--- start RECORDS SUPPLIED ---
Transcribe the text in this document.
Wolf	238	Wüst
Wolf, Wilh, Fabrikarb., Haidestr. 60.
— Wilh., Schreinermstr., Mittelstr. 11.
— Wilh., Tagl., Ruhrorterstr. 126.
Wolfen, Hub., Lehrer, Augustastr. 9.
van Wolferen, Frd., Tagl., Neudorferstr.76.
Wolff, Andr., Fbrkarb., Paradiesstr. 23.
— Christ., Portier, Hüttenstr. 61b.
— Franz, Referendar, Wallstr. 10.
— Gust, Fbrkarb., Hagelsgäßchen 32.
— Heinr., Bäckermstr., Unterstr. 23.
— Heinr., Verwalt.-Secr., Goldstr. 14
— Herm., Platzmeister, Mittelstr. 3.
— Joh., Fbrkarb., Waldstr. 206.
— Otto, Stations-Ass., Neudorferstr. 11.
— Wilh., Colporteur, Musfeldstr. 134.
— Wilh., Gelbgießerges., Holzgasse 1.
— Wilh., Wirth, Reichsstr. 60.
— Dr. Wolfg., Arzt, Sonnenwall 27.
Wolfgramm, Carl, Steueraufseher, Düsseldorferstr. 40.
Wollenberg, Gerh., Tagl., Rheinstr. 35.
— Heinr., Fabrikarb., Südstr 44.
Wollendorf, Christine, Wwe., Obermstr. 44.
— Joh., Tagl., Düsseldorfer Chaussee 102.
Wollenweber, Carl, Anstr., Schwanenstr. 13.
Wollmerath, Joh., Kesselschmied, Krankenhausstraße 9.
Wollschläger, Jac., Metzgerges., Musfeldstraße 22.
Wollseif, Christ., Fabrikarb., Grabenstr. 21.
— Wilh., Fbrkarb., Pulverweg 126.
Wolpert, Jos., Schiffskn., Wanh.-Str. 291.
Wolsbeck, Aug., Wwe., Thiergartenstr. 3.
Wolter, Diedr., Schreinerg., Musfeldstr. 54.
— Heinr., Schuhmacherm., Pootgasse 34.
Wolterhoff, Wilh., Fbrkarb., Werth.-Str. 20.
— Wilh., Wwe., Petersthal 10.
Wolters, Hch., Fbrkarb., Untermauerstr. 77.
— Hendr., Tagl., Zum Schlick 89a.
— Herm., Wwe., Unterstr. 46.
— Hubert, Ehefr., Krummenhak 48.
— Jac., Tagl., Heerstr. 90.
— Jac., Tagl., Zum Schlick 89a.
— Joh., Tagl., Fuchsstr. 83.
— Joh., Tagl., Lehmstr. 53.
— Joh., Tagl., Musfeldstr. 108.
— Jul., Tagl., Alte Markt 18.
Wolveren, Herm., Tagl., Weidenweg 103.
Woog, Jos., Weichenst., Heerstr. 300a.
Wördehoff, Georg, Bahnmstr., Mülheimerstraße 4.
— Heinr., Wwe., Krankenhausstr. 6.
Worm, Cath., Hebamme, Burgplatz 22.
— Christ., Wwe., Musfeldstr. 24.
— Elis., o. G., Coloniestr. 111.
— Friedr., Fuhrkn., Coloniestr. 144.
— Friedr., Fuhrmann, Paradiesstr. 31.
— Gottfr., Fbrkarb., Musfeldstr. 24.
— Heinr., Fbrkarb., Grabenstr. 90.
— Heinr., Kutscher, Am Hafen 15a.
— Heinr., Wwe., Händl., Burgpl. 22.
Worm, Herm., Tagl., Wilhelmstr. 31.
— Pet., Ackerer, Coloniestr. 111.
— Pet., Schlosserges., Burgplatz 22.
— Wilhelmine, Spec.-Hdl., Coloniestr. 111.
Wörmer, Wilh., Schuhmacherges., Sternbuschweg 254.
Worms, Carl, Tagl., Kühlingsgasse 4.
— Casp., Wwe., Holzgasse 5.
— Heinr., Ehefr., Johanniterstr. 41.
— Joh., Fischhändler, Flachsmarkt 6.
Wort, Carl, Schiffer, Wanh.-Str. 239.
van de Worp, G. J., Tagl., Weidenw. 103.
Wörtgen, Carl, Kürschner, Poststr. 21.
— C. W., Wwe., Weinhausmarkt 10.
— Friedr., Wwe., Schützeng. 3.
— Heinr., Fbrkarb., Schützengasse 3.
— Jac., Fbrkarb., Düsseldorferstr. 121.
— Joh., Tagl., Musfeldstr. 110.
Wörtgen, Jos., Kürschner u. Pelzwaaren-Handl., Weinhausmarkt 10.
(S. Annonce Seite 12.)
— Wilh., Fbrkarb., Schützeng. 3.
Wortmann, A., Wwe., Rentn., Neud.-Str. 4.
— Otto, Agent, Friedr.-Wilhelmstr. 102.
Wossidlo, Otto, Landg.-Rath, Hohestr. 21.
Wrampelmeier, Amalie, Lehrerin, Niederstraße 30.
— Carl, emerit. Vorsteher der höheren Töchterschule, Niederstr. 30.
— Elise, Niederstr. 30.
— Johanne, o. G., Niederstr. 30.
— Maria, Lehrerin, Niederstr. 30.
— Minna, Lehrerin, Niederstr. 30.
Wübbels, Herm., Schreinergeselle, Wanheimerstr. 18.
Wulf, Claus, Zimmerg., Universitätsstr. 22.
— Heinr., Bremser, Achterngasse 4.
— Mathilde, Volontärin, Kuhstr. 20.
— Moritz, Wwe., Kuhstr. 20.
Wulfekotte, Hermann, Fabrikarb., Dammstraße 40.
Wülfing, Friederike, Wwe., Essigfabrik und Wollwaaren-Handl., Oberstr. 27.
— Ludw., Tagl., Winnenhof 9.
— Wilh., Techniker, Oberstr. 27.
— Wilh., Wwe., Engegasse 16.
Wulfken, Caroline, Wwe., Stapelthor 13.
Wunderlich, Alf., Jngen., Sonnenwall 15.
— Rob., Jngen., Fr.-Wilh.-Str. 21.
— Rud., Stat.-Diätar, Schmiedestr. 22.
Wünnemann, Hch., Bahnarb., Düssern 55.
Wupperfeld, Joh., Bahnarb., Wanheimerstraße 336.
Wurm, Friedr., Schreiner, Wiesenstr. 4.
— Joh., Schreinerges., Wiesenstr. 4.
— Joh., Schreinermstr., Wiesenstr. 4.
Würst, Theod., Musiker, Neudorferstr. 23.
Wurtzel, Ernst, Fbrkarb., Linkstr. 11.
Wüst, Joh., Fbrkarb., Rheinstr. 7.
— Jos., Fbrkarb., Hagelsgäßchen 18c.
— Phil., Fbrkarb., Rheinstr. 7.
--- end RECORDS SUPPLIED ---
**REQUIREMENTS:**
Recopy all the lines exactly as they appear.

**FINISHED ANSWER:**
Transcribe the text in this document.
Wolf	238	Wüst
Wolf, Wilh, Fabrikarb., Haidestr. 60.
— Wilh., Schreinermstr., Mittelstr. 11.
— Wilh., Tagl., Ruhrorterstr. 126.
Wolfen, Hub., Lehrer, Augustastr. 9.
van Wolferen, Frd., Tagl., Neudorferstr.76.
Wolff, Andr., Fbrkarb., Paradiesstr. 23.
— Christ., Portier, Hüttenstr. 61b.
— Franz, Referendar, Wallstr. 10.
— Gust, Fbrkarb., Hagelsgäßchen 32.
— Heinr., Bäckermstr., Unterstr. 23.
— Heinr., Verwalt.-Secr., Goldstr. 14
— Herm., Platzmeister, Mittelstr. 3.
— Joh., Fbrkarb., Waldstr. 206.
— Otto, Stations-Ass., Neudorferstr. 11.
— Wilh., Colporteur, Musfeldstr. 134.
— Wilh., Gelbgießerges., Holzgasse 1.
— Wilh., Wirth, Reichsstr. 60.
— Dr. Wolfg., Arzt, Sonnenwall 27.
Wolfgramm, Carl, Steueraufseher, Düsseldorferstr. 40.
Wollenberg, Gerh., Tagl., Rheinstr. 35.
— Heinr., Fabrikarb., Südstr 44.
Wollendorf, Christine, Wwe., Obermstr. 44.
— Joh., Tagl., Düsseldorfer Chaussee 102.
Wollenweber, Carl, Anstr., Schwanenstr. 13.
Wollmerath, Joh., Kesselschmied, Krankenhausstraße 9.
Wollschläger, Jac., Metzgerges., Musfeldstraße 22.
Wollseif, Christ., Fabrikarb., Grabenstr. 21.
— Wilh., Fbrkarb., Pulverweg 126.
Wolpert, Jos., Schiffskn., Wanh.-Str. 291.
Wolsbeck, Aug., Wwe., Thiergartenstr. 3.
Wolter, Diedr., Schreinerg., Musfeldstr. 54.
— Heinr., Schuhmacherm., Pootgasse 34.
Wolterhoff, Wilh., Fbrkarb., Werth.-Str. 20.
— Wilh., Wwe., Petersthal 10.
Wolters, Hch., Fbrkarb., Untermauerstr. 77.
— Hendr., Tagl., Zum Schlick 89a.
— Herm., Wwe., Unterstr. 46.
— Hubert, Ehefr., Krummenhak 48.
— Jac., Tagl., Heerstr. 90.
— Jac., Tagl., Zum Schlick 89a.
— Joh., Tagl., Fuchsstr. 83.
— Joh., Tagl., Lehmstr. 53.
— Joh., Tagl., Musfeldstr. 108.
— Jul., Tagl., Alte Markt 18.
Wolveren, Herm., Tagl., Weidenweg 103.
Woog, Jos., Weichenst., Heerstr. 300a.
Wördehoff, Georg, Bahnmstr., Mülheimerstraße 4.
— Heinr., Wwe., Krankenhausstr. 6.
Worm, Cath., Hebamme, Burgplatz 22.
— Christ., Wwe., Musfeldstr. 24.
— Elis., o. G., Coloniestr. 111.
— Friedr., Fuhrkn., Coloniestr. 144.
— Friedr., Fuhrmann, Paradiesstr. 31.
— Gottfr., Fbrkarb., Musfeldstr. 24.
— Heinr., Fbrkarb., Grabenstr. 90.
— Heinr., Kutscher, Am Hafen 15a.
— Heinr., Wwe., Händl., Burgpl. 22.
Worm, Herm., Tagl., Wilhelmstr. 31.
— Pet., Ackerer, Coloniestr. 111.
— Pet., Schlosserges., Burgplatz 22.
— Wilhelmine, Spec.-Hdl., Coloniestr. 111.
Wörmer, Wilh., Schuhmacherges., Sternbuschweg 254.
Worms, Carl, Tagl., Kühlingsgasse 4.
— Casp., Wwe., Holzgasse 5.
— Heinr., Ehefr., Johanniterstr. 41.
— Joh., Fischhändler, Flachsmarkt 6.
Wort, Carl, Schiffer, Wanh.-Str. 239.
van de Worp, G. J., Tagl., Weidenw. 103.
Wörtgen, Carl, Kürschner, Poststr. 21.
— C. W., Wwe., Weinhausmarkt 10.
— Friedr., Wwe., Schützeng. 3.
— Heinr., Fbrkarb., Schützengasse 3.
— Jac., Fbrkarb., Düsseldorferstr. 121.
— Joh., Tagl., Musfeldstr. 110.
Wörtgen, Jos., Kürschner u. Pelzwaaren-Handl., Weinhausmarkt 10.
(S. Annonce Seite 12.)
— Wilh., Fbrkarb., Schützeng. 3.
Wortmann, A., Wwe., Rentn., Neud.-Str. 4.
— Otto, Agent, Friedr.-Wilhelmstr. 102.
Wossidlo, Otto, Landg.-Rath, Hohestr. 21.
Wrampelmeier, Amalie, Lehrerin, Niederstraße 30.
— Carl, emerit. Vorsteher der höheren Töchterschule, Niederstr. 30.
— Elise, Niederstr. 30.
— Johanne, o. G., Niederstr. 30.
— Maria, Lehrerin, Niederstr. 30.
— Minna, Lehrerin, Niederstr. 30.
Wübbels, Herm., Schreinergeselle, Wanheimerstr. 18.
Wulf, Claus, Zimmerg., Universitätsstr. 22.
— Heinr., Bremser, Achterngasse 4.
— Mathilde, Volontärin, Kuhstr. 20.
— Moritz, Wwe., Kuhstr. 20.
Wulfekotte, Hermann, Fabrikarb., Dammstraße 40.
Wülfing, Friederike, Wwe., Essigfabrik und Wollwaaren-Handl., Oberstr. 27.
— Ludw., Tagl., Winnenhof 9.
— Wilh., Techniker, Oberstr. 27.
— Wilh., Wwe., Engegasse 16.
Wulfken, Caroline, Wwe., Stapelthor 13.
Wunderlich, Alf., Jngen., Sonnenwall 15.
— Rob., Jngen., Fr.-Wilh.-Str. 21.
— Rud., Stat.-Diätar, Schmiedestr. 22.
Wünnemann, Hch., Bahnarb., Düssern 55.
Wupperfeld, Joh., Bahnarb., Wanheimerstraße 336.
Wurm, Friedr., Schreiner, Wiesenstr. 4.
— Joh., Schreinerges., Wiesenstr. 4.
— Joh., Schreinermstr., Wiesenstr. 4.
Würst, Theod., Musiker, Neudorferstr. 23.
Wurtzel, Ernst, Fbrkarb., Linkstr. 11.
Wüst, Joh., Fbrkarb., Rheinstr. 7.
— Jos., Fbrkarb., Hagelsgäßchen 18c.
— Phil., Fbrkarb., Rheinstr. 7.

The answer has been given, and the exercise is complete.